== WHAT TO PRODUCE ==
Please print the full listing exactly.

* BEGIN *

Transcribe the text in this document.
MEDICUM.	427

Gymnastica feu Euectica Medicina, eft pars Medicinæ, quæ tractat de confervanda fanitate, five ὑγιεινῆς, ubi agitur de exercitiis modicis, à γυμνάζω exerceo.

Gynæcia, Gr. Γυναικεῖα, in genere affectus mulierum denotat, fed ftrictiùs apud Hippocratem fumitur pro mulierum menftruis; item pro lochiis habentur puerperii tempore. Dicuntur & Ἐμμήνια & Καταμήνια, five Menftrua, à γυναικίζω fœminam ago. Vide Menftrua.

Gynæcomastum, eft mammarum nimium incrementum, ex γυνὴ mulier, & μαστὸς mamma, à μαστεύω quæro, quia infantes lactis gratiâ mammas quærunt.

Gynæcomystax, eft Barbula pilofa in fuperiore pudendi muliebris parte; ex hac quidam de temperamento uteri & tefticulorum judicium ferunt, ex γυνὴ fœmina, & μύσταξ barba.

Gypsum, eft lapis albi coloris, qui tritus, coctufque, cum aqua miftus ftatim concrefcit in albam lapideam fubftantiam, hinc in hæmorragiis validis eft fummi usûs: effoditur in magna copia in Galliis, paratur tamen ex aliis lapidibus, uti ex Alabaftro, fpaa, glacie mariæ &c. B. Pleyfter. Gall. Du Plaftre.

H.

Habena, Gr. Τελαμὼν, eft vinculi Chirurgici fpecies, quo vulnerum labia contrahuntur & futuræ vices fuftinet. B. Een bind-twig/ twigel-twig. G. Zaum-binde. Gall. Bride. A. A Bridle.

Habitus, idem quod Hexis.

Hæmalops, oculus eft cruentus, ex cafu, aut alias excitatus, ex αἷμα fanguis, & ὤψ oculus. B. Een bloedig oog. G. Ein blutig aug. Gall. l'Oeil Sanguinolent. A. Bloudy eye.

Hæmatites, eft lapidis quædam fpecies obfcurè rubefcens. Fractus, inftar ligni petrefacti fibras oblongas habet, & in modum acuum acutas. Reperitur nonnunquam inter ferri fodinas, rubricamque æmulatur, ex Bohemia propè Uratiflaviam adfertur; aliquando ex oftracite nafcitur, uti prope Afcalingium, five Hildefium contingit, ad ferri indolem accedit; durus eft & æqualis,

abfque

* END *

== FINAL RESULT ==
Transcribe the text in this document.
MEDICUM.	427

Gymnastica feu Euectica Medicina, eft pars Medicinæ, quæ tractat de confervanda fanitate, five ὑγιεινῆς, ubi agitur de exercitiis modicis, à γυμνάζω exerceo.

Gynæcia, Gr. Γυναικεῖα, in genere affectus mulierum denotat, fed ftrictiùs apud Hippocratem fumitur pro mulierum menftruis; item pro lochiis habentur puerperii tempore. Dicuntur & Ἐμμήνια & Καταμήνια, five Menftrua, à γυναικίζω fœminam ago. Vide Menftrua.

Gynæcomastum, eft mammarum nimium incrementum, ex γυνὴ mulier, & μαστὸς mamma, à μαστεύω quæro, quia infantes lactis gratiâ mammas quærunt.

Gynæcomystax, eft Barbula pilofa in fuperiore pudendi muliebris parte; ex hac quidam de temperamento uteri & tefticulorum judicium ferunt, ex γυνὴ fœmina, & μύσταξ barba.

Gypsum, eft lapis albi coloris, qui tritus, coctufque, cum aqua miftus ftatim concrefcit in albam lapideam fubftantiam, hinc in hæmorragiis validis eft fummi usûs: effoditur in magna copia in Galliis, paratur tamen ex aliis lapidibus, uti ex Alabaftro, fpaa, glacie mariæ &c. B. Pleyfter. Gall. Du Plaftre.

H.

Habena, Gr. Τελαμὼν, eft vinculi Chirurgici fpecies, quo vulnerum labia contrahuntur & futuræ vices fuftinet. B. Een bind-twig/ twigel-twig. G. Zaum-binde. Gall. Bride. A. A Bridle.

Habitus, idem quod Hexis.

Hæmalops, oculus eft cruentus, ex cafu, aut alias excitatus, ex αἷμα fanguis, & ὤψ oculus. B. Een bloedig oog. G. Ein blutig aug. Gall. l'Oeil Sanguinolent. A. Bloudy eye.

Hæmatites, eft lapidis quædam fpecies obfcurè rubefcens. Fractus, inftar ligni petrefacti fibras oblongas habet, & in modum acuum acutas. Reperitur nonnunquam inter ferri fodinas, rubricamque æmulatur, ex Bohemia propè Uratiflaviam adfertur; aliquando ex oftracite nafcitur, uti prope Afcalingium, five Hildefium contingit, ad ferri indolem accedit; durus eft & æqualis,

abfque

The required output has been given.